• [Task details]: Copy out every record below exactly as written, but leave out any pictures.

(Saved entries)
──────────────────────────────
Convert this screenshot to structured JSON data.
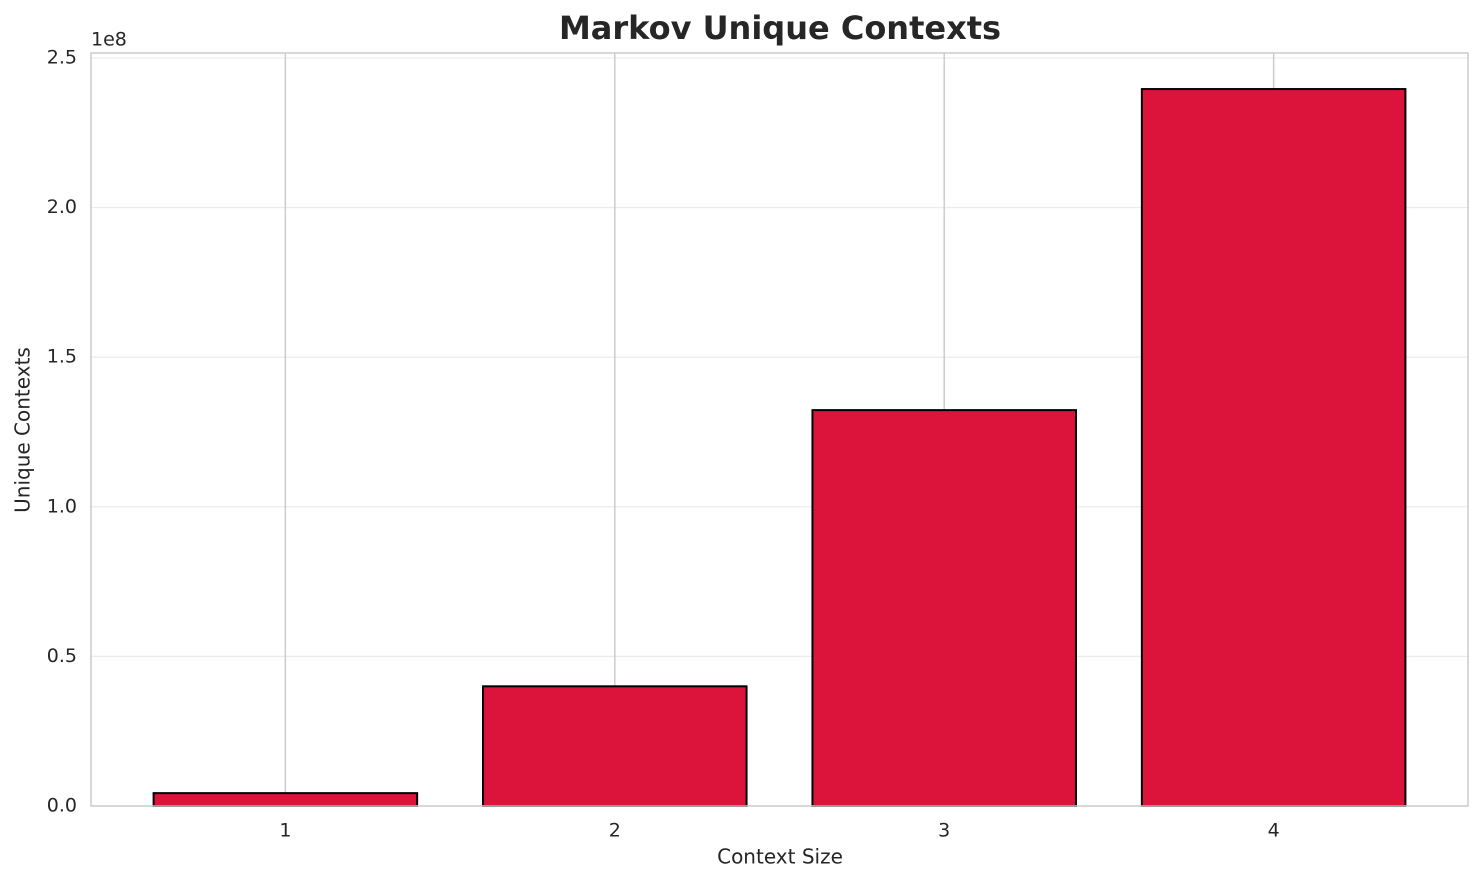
{
  "chart_data": {
    "type": "bar",
    "title": "Markov Unique Contexts",
    "x_label": "Context Size",
    "y_label": "Unique Contexts",
    "y_offset_label": "1e8",
    "categories": [
      "1",
      "2",
      "3",
      "4"
    ],
    "values": [
      4300000,
      40000000,
      132300000,
      239600000
    ],
    "color": "#dc143c",
    "edge_color": "#000000",
    "ylim": [
      0,
      251650000
    ],
    "yticks": [
      {
        "value": 0,
        "label": "0.0"
      },
      {
        "value": 50000000,
        "label": "0.5"
      },
      {
        "value": 100000000,
        "label": "1.0"
      },
      {
        "value": 150000000,
        "label": "1.5"
      },
      {
        "value": 200000000,
        "label": "2.0"
      },
      {
        "value": 250000000,
        "label": "2.5"
      }
    ],
    "grid": true
  }
}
──────────────────────────────
• [Result below]:
Convert this screenshot to structured JSON data.
{
  "chart_data": {
    "type": "bar",
    "title": "Markov Unique Contexts",
    "x_label": "Context Size",
    "y_label": "Unique Contexts",
    "y_offset_label": "1e8",
    "categories": [
      "1",
      "2",
      "3",
      "4"
    ],
    "values": [
      4300000,
      40000000,
      132300000,
      239600000
    ],
    "color": "#dc143c",
    "edge_color": "#000000",
    "ylim": [
      0,
      251650000
    ],
    "yticks": [
      {
        "value": 0,
        "label": "0.0"
      },
      {
        "value": 50000000,
        "label": "0.5"
      },
      {
        "value": 100000000,
        "label": "1.0"
      },
      {
        "value": 150000000,
        "label": "1.5"
      },
      {
        "value": 200000000,
        "label": "2.0"
      },
      {
        "value": 250000000,
        "label": "2.5"
      }
    ],
    "grid": true
  }
}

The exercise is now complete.